→ **Given task**
Write out the material below again, unchanged.

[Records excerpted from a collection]

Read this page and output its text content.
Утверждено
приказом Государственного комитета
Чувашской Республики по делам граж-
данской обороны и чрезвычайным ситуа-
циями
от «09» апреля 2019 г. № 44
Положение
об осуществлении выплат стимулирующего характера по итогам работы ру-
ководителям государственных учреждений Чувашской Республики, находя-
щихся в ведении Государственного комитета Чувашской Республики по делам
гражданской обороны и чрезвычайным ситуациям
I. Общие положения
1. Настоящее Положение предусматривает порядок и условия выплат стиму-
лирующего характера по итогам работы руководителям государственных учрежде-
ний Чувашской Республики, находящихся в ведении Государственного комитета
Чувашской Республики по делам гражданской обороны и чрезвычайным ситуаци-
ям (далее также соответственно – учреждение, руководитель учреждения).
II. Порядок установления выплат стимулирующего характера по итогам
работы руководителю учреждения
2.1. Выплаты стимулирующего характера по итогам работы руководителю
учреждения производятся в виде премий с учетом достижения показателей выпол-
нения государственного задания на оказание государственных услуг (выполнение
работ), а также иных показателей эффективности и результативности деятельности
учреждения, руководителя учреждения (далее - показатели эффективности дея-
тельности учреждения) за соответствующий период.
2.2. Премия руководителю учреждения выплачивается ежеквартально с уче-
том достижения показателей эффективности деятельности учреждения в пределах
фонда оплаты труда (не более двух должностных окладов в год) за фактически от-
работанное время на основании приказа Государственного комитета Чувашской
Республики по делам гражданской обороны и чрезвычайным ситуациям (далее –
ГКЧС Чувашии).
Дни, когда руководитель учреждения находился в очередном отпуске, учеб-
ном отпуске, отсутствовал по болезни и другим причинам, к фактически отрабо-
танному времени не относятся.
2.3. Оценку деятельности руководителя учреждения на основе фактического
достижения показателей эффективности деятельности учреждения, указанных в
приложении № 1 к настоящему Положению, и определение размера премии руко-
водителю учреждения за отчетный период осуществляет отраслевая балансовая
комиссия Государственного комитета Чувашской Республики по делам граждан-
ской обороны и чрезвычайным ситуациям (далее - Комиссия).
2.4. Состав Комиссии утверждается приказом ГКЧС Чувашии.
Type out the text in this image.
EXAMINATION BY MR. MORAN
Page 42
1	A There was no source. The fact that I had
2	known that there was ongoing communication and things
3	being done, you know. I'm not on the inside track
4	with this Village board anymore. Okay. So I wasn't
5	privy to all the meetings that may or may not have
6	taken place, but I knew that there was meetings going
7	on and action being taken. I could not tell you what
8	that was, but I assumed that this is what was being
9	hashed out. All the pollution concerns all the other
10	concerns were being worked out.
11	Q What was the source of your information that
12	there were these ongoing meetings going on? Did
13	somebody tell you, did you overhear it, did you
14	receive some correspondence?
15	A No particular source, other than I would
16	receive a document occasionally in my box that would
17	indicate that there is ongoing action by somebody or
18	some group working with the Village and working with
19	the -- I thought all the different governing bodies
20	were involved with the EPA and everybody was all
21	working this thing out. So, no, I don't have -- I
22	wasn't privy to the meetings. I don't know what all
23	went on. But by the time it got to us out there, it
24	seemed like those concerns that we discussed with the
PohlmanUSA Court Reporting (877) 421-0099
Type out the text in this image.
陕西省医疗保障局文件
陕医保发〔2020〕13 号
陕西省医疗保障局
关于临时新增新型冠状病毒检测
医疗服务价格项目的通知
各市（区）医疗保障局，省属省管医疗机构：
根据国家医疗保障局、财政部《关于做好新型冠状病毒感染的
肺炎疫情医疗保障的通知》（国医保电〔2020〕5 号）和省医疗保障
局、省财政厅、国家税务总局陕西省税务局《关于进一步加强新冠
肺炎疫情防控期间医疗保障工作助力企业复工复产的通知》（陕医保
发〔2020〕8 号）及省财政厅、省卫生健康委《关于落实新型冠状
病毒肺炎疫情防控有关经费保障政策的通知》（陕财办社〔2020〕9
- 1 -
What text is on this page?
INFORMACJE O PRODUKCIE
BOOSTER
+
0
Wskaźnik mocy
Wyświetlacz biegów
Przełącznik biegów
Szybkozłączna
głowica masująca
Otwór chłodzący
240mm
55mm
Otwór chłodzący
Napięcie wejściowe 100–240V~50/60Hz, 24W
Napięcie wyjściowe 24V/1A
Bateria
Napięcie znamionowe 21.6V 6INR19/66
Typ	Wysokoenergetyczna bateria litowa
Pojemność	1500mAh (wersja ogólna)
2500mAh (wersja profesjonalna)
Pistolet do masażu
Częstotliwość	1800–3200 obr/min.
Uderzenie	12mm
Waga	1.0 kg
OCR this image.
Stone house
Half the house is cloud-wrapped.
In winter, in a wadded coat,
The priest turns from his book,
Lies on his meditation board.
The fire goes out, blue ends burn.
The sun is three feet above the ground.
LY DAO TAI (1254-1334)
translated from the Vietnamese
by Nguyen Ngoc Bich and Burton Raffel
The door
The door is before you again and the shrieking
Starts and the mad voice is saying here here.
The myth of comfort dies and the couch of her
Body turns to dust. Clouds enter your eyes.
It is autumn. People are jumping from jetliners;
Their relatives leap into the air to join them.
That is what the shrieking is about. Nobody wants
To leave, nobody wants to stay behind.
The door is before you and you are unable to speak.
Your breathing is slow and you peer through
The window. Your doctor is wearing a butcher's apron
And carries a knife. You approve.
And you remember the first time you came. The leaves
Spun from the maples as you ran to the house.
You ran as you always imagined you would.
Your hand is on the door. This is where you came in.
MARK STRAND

→ **Response to the exercise**
Read this page and output its text content.
Утверждено
приказом Государственного комитета
Чувашской Республики по делам граж-
данской обороны и чрезвычайным ситуа-
циями
от «09» апреля 2019 г. № 44
Положение
об осуществлении выплат стимулирующего характера по итогам работы ру-
ководителям государственных учреждений Чувашской Республики, находя-
щихся в ведении Государственного комитета Чувашской Республики по делам
гражданской обороны и чрезвычайным ситуациям
I. Общие положения
1. Настоящее Положение предусматривает порядок и условия выплат стиму-
лирующего характера по итогам работы руководителям государственных учрежде-
ний Чувашской Республики, находящихся в ведении Государственного комитета
Чувашской Республики по делам гражданской обороны и чрезвычайным ситуаци-
ям (далее также соответственно – учреждение, руководитель учреждения).
II. Порядок установления выплат стимулирующего характера по итогам
работы руководителю учреждения
2.1. Выплаты стимулирующего характера по итогам работы руководителю
учреждения производятся в виде премий с учетом достижения показателей выпол-
нения государственного задания на оказание государственных услуг (выполнение
работ), а также иных показателей эффективности и результативности деятельности
учреждения, руководителя учреждения (далее - показатели эффективности дея-
тельности учреждения) за соответствующий период.
2.2. Премия руководителю учреждения выплачивается ежеквартально с уче-
том достижения показателей эффективности деятельности учреждения в пределах
фонда оплаты труда (не более двух должностных окладов в год) за фактически от-
работанное время на основании приказа Государственного комитета Чувашской
Республики по делам гражданской обороны и чрезвычайным ситуациям (далее –
ГКЧС Чувашии).
Дни, когда руководитель учреждения находился в очередном отпуске, учеб-
ном отпуске, отсутствовал по болезни и другим причинам, к фактически отрабо-
танному времени не относятся.
2.3. Оценку деятельности руководителя учреждения на основе фактического
достижения показателей эффективности деятельности учреждения, указанных в
приложении № 1 к настоящему Положению, и определение размера премии руко-
водителю учреждения за отчетный период осуществляет отраслевая балансовая
комиссия Государственного комитета Чувашской Республики по делам граждан-
ской обороны и чрезвычайным ситуациям (далее - Комиссия).
2.4. Состав Комиссии утверждается приказом ГКЧС Чувашии.
Type out the text in this image.
EXAMINATION BY MR. MORAN
Page 42
1	A There was no source. The fact that I had
2	known that there was ongoing communication and things
3	being done, you know. I'm not on the inside track
4	with this Village board anymore. Okay. So I wasn't
5	privy to all the meetings that may or may not have
6	taken place, but I knew that there was meetings going
7	on and action being taken. I could not tell you what
8	that was, but I assumed that this is what was being
9	hashed out. All the pollution concerns all the other
10	concerns were being worked out.
11	Q What was the source of your information that
12	there were these ongoing meetings going on? Did
13	somebody tell you, did you overhear it, did you
14	receive some correspondence?
15	A No particular source, other than I would
16	receive a document occasionally in my box that would
17	indicate that there is ongoing action by somebody or
18	some group working with the Village and working with
19	the -- I thought all the different governing bodies
20	were involved with the EPA and everybody was all
21	working this thing out. So, no, I don't have -- I
22	wasn't privy to the meetings. I don't know what all
23	went on. But by the time it got to us out there, it
24	seemed like those concerns that we discussed with the
PohlmanUSA Court Reporting (877) 421-0099
Type out the text in this image.
陕西省医疗保障局文件
陕医保发〔2020〕13 号
陕西省医疗保障局
关于临时新增新型冠状病毒检测
医疗服务价格项目的通知
各市（区）医疗保障局，省属省管医疗机构：
根据国家医疗保障局、财政部《关于做好新型冠状病毒感染的
肺炎疫情医疗保障的通知》（国医保电〔2020〕5 号）和省医疗保障
局、省财政厅、国家税务总局陕西省税务局《关于进一步加强新冠
肺炎疫情防控期间医疗保障工作助力企业复工复产的通知》（陕医保
发〔2020〕8 号）及省财政厅、省卫生健康委《关于落实新型冠状
病毒肺炎疫情防控有关经费保障政策的通知》（陕财办社〔2020〕9
- 1 -
What text is on this page?
INFORMACJE O PRODUKCIE
BOOSTER
+
0
Wskaźnik mocy
Wyświetlacz biegów
Przełącznik biegów
Szybkozłączna
głowica masująca
Otwór chłodzący
240mm
55mm
Otwór chłodzący
Napięcie wejściowe 100–240V~50/60Hz, 24W
Napięcie wyjściowe 24V/1A
Bateria
Napięcie znamionowe 21.6V 6INR19/66
Typ	Wysokoenergetyczna bateria litowa
Pojemność	1500mAh (wersja ogólna)
2500mAh (wersja profesjonalna)
Pistolet do masażu
Częstotliwość	1800–3200 obr/min.
Uderzenie	12mm
Waga	1.0 kg
OCR this image.
Stone house
Half the house is cloud-wrapped.
In winter, in a wadded coat,
The priest turns from his book,
Lies on his meditation board.
The fire goes out, blue ends burn.
The sun is three feet above the ground.
LY DAO TAI (1254-1334)
translated from the Vietnamese
by Nguyen Ngoc Bich and Burton Raffel
The door
The door is before you again and the shrieking
Starts and the mad voice is saying here here.
The myth of comfort dies and the couch of her
Body turns to dust. Clouds enter your eyes.
It is autumn. People are jumping from jetliners;
Their relatives leap into the air to join them.
That is what the shrieking is about. Nobody wants
To leave, nobody wants to stay behind.
The door is before you and you are unable to speak.
Your breathing is slow and you peer through
The window. Your doctor is wearing a butcher's apron
And carries a knife. You approve.
And you remember the first time you came. The leaves
Spun from the maples as you ran to the house.
You ran as you always imagined you would.
Your hand is on the door. This is where you came in.
MARK STRAND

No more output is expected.